_ITEMS_
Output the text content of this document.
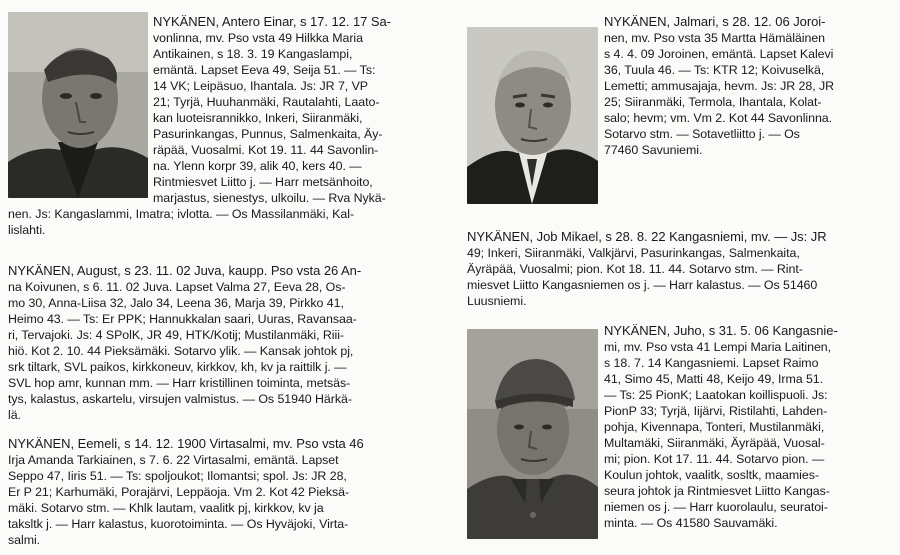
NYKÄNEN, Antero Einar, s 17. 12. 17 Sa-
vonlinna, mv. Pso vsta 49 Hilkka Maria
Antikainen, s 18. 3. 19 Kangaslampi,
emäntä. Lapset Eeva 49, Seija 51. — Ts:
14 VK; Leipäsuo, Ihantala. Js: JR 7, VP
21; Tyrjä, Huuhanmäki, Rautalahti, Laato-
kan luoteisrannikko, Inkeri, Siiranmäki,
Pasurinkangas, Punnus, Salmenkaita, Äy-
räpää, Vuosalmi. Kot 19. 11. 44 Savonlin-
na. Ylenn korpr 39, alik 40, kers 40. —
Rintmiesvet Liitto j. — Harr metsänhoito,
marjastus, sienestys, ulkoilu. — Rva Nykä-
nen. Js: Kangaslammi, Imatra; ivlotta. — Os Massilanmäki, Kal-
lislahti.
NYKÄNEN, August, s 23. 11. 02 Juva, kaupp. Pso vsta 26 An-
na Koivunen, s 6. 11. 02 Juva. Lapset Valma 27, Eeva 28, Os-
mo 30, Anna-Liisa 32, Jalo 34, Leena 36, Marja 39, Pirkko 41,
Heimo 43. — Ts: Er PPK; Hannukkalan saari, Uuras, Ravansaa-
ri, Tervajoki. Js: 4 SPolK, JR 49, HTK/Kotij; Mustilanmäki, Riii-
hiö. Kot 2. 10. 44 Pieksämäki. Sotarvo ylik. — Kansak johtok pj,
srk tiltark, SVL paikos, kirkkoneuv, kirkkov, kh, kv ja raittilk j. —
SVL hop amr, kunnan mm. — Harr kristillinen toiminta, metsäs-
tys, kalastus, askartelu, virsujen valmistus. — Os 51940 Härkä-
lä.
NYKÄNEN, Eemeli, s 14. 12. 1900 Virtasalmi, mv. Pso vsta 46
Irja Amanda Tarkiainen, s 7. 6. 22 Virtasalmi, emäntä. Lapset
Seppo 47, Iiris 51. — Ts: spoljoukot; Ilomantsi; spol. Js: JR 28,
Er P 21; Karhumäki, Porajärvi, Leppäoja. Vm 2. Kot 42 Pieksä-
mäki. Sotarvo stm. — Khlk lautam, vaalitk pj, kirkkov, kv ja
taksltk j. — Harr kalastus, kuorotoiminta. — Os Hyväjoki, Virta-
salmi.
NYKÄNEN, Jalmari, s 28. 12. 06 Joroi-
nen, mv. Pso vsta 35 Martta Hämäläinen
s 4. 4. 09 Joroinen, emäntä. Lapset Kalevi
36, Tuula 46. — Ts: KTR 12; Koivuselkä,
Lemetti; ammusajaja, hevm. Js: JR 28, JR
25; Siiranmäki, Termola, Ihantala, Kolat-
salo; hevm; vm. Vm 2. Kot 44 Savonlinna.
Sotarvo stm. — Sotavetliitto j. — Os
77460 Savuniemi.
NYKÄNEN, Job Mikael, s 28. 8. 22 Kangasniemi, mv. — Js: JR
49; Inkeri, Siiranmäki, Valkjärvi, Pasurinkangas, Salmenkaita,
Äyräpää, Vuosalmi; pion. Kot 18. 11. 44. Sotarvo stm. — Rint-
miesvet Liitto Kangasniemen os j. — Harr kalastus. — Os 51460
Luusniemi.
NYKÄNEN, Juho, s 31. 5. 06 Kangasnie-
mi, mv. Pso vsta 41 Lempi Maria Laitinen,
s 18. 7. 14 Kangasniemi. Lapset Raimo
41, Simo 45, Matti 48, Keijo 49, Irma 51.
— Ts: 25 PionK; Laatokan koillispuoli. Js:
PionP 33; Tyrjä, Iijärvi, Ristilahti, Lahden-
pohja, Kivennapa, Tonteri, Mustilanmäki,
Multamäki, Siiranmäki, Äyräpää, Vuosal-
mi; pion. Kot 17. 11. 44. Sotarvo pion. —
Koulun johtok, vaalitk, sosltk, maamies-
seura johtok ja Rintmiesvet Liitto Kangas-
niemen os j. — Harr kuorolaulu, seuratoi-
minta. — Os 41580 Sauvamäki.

_TASK TO CARRY OUT_
Extract the entries in full, exactly as they are, minus the pictures.

_SOLVED EXERCISE_
Output the text content of this document.
NYKÄNEN, Antero Einar, s 17. 12. 17 Sa-
vonlinna, mv. Pso vsta 49 Hilkka Maria
Antikainen, s 18. 3. 19 Kangaslampi,
emäntä. Lapset Eeva 49, Seija 51. — Ts:
14 VK; Leipäsuo, Ihantala. Js: JR 7, VP
21; Tyrjä, Huuhanmäki, Rautalahti, Laato-
kan luoteisrannikko, Inkeri, Siiranmäki,
Pasurinkangas, Punnus, Salmenkaita, Äy-
räpää, Vuosalmi. Kot 19. 11. 44 Savonlin-
na. Ylenn korpr 39, alik 40, kers 40. —
Rintmiesvet Liitto j. — Harr metsänhoito,
marjastus, sienestys, ulkoilu. — Rva Nykä-
nen. Js: Kangaslammi, Imatra; ivlotta. — Os Massilanmäki, Kal-
lislahti.
NYKÄNEN, August, s 23. 11. 02 Juva, kaupp. Pso vsta 26 An-
na Koivunen, s 6. 11. 02 Juva. Lapset Valma 27, Eeva 28, Os-
mo 30, Anna-Liisa 32, Jalo 34, Leena 36, Marja 39, Pirkko 41,
Heimo 43. — Ts: Er PPK; Hannukkalan saari, Uuras, Ravansaa-
ri, Tervajoki. Js: 4 SPolK, JR 49, HTK/Kotij; Mustilanmäki, Riii-
hiö. Kot 2. 10. 44 Pieksämäki. Sotarvo ylik. — Kansak johtok pj,
srk tiltark, SVL paikos, kirkkoneuv, kirkkov, kh, kv ja raittilk j. —
SVL hop amr, kunnan mm. — Harr kristillinen toiminta, metsäs-
tys, kalastus, askartelu, virsujen valmistus. — Os 51940 Härkä-
lä.
NYKÄNEN, Eemeli, s 14. 12. 1900 Virtasalmi, mv. Pso vsta 46
Irja Amanda Tarkiainen, s 7. 6. 22 Virtasalmi, emäntä. Lapset
Seppo 47, Iiris 51. — Ts: spoljoukot; Ilomantsi; spol. Js: JR 28,
Er P 21; Karhumäki, Porajärvi, Leppäoja. Vm 2. Kot 42 Pieksä-
mäki. Sotarvo stm. — Khlk lautam, vaalitk pj, kirkkov, kv ja
taksltk j. — Harr kalastus, kuorotoiminta. — Os Hyväjoki, Virta-
salmi.
NYKÄNEN, Jalmari, s 28. 12. 06 Joroi-
nen, mv. Pso vsta 35 Martta Hämäläinen
s 4. 4. 09 Joroinen, emäntä. Lapset Kalevi
36, Tuula 46. — Ts: KTR 12; Koivuselkä,
Lemetti; ammusajaja, hevm. Js: JR 28, JR
25; Siiranmäki, Termola, Ihantala, Kolat-
salo; hevm; vm. Vm 2. Kot 44 Savonlinna.
Sotarvo stm. — Sotavetliitto j. — Os
77460 Savuniemi.
NYKÄNEN, Job Mikael, s 28. 8. 22 Kangasniemi, mv. — Js: JR
49; Inkeri, Siiranmäki, Valkjärvi, Pasurinkangas, Salmenkaita,
Äyräpää, Vuosalmi; pion. Kot 18. 11. 44. Sotarvo stm. — Rint-
miesvet Liitto Kangasniemen os j. — Harr kalastus. — Os 51460
Luusniemi.
NYKÄNEN, Juho, s 31. 5. 06 Kangasnie-
mi, mv. Pso vsta 41 Lempi Maria Laitinen,
s 18. 7. 14 Kangasniemi. Lapset Raimo
41, Simo 45, Matti 48, Keijo 49, Irma 51.
— Ts: 25 PionK; Laatokan koillispuoli. Js:
PionP 33; Tyrjä, Iijärvi, Ristilahti, Lahden-
pohja, Kivennapa, Tonteri, Mustilanmäki,
Multamäki, Siiranmäki, Äyräpää, Vuosal-
mi; pion. Kot 17. 11. 44. Sotarvo pion. —
Koulun johtok, vaalitk, sosltk, maamies-
seura johtok ja Rintmiesvet Liitto Kangas-
niemen os j. — Harr kuorolaulu, seuratoi-
minta. — Os 41580 Sauvamäki.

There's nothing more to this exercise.